> What to work on:
Only lines holding the word "النجاشي" should be copied from the material.

> Input:

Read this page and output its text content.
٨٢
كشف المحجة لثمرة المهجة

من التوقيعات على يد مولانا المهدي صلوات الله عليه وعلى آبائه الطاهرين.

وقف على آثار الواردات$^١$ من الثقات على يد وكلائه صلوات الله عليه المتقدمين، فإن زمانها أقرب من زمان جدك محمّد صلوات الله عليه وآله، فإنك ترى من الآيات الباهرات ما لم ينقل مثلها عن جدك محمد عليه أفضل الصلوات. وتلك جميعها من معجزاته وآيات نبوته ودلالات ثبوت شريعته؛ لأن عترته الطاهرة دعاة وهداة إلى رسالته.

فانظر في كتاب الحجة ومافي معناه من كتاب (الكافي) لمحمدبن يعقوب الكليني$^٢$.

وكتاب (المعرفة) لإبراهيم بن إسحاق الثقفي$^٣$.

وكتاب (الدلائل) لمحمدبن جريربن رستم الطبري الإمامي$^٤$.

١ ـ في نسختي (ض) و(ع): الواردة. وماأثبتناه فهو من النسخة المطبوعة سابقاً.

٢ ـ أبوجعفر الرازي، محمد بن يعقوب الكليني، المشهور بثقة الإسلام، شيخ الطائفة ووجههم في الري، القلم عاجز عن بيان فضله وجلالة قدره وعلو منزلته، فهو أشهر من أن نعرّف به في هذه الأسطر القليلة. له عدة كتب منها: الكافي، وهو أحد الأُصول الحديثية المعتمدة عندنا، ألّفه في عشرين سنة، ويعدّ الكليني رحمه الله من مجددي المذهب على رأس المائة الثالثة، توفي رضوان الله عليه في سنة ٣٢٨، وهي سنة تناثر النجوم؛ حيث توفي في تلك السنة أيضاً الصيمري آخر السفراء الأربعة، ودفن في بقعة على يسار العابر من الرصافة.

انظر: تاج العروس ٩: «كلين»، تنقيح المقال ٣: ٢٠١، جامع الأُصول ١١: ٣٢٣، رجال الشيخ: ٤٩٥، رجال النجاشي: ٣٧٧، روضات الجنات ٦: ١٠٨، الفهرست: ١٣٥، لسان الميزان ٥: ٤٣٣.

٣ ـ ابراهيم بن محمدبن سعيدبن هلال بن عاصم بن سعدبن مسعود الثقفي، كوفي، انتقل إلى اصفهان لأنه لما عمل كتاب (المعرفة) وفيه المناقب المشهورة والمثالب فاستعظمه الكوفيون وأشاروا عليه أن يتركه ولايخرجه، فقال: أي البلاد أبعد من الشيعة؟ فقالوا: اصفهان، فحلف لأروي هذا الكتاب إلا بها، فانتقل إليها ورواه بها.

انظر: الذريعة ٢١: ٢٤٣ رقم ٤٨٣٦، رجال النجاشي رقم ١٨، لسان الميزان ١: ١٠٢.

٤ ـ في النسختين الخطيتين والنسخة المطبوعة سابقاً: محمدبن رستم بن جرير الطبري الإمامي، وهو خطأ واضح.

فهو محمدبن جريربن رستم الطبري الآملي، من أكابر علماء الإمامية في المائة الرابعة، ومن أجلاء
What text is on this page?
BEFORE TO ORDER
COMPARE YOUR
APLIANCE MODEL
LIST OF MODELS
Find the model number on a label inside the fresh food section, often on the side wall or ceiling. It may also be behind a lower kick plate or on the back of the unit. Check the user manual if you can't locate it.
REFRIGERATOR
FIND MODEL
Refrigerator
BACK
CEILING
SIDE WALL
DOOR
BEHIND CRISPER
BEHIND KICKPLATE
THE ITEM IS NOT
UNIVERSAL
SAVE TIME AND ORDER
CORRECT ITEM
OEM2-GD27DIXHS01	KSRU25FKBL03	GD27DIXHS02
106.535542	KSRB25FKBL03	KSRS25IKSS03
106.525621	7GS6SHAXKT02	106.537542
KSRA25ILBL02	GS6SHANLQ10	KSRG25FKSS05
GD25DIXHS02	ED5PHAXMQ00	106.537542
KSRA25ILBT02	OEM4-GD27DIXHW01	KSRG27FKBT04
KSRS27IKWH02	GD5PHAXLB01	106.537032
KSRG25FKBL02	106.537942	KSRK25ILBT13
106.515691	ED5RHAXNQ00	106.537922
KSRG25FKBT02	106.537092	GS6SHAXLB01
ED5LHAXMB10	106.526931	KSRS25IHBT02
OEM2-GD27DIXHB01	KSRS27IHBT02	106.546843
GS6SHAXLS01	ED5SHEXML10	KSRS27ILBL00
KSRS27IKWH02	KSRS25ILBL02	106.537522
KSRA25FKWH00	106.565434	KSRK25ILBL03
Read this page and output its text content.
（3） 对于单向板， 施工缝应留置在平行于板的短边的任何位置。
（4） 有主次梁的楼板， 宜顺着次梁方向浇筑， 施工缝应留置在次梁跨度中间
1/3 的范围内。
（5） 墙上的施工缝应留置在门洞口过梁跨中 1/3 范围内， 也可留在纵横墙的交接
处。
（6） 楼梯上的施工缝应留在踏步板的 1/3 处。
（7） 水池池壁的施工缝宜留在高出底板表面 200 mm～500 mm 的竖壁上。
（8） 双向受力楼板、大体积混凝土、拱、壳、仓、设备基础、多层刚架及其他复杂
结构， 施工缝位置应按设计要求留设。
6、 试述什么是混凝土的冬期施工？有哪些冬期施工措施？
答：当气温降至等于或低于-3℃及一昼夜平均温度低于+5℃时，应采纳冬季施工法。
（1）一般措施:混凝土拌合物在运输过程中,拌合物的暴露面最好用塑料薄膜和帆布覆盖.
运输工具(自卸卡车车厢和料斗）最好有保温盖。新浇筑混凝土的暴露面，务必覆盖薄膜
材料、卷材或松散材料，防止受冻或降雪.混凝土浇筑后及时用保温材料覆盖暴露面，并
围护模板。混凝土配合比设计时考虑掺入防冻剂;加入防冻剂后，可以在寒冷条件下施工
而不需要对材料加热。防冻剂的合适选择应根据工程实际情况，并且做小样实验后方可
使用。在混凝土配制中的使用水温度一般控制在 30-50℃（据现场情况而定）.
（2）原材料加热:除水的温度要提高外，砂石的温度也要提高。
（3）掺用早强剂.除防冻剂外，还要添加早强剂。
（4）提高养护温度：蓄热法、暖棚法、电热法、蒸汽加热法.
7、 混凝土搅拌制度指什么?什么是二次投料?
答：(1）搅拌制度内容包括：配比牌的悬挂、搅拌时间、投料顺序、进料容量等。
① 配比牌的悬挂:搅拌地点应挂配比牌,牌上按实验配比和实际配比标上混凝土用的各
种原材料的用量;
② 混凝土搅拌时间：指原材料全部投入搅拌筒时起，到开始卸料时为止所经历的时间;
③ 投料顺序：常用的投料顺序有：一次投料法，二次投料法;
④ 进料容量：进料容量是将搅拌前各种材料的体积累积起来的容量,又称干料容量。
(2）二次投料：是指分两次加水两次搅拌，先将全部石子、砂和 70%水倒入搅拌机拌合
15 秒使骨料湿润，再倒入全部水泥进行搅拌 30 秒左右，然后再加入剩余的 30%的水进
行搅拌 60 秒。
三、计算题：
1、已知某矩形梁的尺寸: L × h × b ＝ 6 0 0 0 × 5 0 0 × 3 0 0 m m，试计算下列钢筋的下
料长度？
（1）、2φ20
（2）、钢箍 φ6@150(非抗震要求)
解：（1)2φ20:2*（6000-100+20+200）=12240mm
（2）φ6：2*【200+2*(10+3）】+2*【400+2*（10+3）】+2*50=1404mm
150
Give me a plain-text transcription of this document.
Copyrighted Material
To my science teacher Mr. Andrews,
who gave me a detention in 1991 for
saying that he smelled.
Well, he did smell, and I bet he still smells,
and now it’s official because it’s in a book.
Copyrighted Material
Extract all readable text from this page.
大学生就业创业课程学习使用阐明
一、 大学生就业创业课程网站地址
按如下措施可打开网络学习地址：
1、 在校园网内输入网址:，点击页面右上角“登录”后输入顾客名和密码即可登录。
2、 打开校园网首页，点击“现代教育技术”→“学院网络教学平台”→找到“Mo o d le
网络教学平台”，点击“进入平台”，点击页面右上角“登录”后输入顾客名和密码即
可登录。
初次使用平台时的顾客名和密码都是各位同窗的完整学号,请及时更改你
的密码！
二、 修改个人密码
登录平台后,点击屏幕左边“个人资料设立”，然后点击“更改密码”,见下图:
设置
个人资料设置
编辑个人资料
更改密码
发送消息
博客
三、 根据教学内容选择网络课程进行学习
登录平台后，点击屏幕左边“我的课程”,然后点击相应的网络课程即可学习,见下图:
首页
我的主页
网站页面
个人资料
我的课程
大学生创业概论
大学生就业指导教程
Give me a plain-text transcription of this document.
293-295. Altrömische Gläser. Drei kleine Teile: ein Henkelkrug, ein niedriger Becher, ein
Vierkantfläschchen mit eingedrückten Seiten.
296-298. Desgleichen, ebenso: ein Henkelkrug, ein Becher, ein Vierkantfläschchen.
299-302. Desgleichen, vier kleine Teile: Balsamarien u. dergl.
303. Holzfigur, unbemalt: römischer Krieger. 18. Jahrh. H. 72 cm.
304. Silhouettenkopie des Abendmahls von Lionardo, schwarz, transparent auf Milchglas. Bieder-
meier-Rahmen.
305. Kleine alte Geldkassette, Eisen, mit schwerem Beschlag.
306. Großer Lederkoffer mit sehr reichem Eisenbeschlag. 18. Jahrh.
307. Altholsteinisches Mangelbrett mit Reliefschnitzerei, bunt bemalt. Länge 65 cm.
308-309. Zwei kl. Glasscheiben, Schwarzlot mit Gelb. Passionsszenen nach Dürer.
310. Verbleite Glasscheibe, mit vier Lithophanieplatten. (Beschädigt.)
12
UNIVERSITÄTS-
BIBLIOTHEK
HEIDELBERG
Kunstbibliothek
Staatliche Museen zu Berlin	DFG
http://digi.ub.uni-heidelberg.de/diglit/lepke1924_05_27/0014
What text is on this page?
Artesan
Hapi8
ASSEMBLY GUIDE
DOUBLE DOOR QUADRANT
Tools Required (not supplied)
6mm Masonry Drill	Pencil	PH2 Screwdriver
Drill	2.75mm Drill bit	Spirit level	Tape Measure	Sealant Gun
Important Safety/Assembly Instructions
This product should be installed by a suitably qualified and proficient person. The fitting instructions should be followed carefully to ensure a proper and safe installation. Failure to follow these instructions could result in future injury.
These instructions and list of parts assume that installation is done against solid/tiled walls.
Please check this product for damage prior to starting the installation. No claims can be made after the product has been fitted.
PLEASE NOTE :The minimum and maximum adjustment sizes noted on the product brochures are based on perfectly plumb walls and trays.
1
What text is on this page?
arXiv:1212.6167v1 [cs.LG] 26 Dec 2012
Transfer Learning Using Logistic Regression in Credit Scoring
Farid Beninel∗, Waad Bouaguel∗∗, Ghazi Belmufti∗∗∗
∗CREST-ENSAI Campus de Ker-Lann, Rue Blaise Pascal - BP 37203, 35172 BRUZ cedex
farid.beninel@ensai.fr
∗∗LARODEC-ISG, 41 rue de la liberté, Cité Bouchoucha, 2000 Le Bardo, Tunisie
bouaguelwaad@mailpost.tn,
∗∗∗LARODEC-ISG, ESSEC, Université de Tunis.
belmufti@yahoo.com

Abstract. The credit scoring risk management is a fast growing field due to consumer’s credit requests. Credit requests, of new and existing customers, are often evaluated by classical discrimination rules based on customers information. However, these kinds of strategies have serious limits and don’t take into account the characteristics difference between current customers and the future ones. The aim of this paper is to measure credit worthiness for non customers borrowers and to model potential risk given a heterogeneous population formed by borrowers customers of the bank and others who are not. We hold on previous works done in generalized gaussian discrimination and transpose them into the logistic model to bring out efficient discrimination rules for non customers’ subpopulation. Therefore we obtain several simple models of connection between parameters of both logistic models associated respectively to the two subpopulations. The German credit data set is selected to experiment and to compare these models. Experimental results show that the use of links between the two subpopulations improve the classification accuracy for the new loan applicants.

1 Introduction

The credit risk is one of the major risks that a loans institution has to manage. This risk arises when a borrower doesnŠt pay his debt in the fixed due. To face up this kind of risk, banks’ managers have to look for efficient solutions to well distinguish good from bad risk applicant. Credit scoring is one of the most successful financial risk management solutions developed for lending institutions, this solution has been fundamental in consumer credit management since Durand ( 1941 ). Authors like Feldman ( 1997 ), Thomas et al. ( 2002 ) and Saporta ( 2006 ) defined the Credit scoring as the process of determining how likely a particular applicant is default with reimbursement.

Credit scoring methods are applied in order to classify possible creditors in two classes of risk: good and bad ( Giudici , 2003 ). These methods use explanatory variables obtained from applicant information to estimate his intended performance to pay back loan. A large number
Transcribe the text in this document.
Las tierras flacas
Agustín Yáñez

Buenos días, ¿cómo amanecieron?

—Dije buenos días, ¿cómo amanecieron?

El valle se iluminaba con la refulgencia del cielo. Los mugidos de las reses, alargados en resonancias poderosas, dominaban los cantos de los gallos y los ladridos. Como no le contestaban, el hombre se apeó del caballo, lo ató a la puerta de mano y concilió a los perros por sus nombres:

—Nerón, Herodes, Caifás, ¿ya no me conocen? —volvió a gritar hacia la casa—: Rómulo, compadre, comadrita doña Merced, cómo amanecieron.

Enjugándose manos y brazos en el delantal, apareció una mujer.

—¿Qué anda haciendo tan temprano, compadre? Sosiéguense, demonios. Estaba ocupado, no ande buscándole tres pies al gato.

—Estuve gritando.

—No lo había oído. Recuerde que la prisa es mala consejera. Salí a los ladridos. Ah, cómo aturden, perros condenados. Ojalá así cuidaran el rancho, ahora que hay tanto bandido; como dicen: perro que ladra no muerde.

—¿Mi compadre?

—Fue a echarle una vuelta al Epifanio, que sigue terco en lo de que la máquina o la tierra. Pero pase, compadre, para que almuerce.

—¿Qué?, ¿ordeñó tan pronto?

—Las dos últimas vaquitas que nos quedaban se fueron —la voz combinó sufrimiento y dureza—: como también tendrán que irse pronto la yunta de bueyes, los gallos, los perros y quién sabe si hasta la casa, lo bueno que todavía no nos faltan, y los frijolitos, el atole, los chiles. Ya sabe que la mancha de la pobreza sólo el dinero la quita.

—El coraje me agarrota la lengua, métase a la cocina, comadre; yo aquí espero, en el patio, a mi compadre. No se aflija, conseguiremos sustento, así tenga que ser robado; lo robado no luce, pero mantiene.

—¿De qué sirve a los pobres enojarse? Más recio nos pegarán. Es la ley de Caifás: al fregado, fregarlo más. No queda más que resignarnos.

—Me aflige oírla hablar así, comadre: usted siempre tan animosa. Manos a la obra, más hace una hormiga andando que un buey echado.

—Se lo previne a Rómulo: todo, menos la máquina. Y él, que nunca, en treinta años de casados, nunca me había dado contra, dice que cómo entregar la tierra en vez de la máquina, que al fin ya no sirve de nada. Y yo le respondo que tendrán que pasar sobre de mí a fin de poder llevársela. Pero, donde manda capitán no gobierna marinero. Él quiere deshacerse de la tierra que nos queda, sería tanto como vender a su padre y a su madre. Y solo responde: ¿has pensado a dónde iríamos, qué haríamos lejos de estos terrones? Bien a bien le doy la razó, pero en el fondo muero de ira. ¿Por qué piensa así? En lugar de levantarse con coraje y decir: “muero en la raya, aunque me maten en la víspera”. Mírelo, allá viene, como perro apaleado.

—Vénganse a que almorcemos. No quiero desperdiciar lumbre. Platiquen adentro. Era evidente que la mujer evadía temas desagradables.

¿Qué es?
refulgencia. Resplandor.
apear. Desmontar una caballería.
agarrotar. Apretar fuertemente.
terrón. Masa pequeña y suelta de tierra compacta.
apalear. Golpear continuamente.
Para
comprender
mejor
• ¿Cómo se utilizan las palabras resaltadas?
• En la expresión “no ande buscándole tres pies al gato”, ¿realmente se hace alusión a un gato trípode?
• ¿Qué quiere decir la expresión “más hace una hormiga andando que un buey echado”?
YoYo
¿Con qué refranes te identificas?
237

> Expected answer:
انظر: تاج العروس ٩: «كلين»، تنقيح المقال ٣: ٢٠١، جامع الأُصول ١١: ٣٢٣، رجال الشيخ: ٤٩٥، رجال النجاشي: ٣٧٧، روضات الجنات ٦: ١٠٨، الفهرست: ١٣٥، لسان الميزان ٥: ٤٣٣.
انظر: الذريعة ٢١: ٢٤٣ رقم ٤٨٣٦، رجال النجاشي رقم ١٨، لسان الميزان ١: ١٠٢.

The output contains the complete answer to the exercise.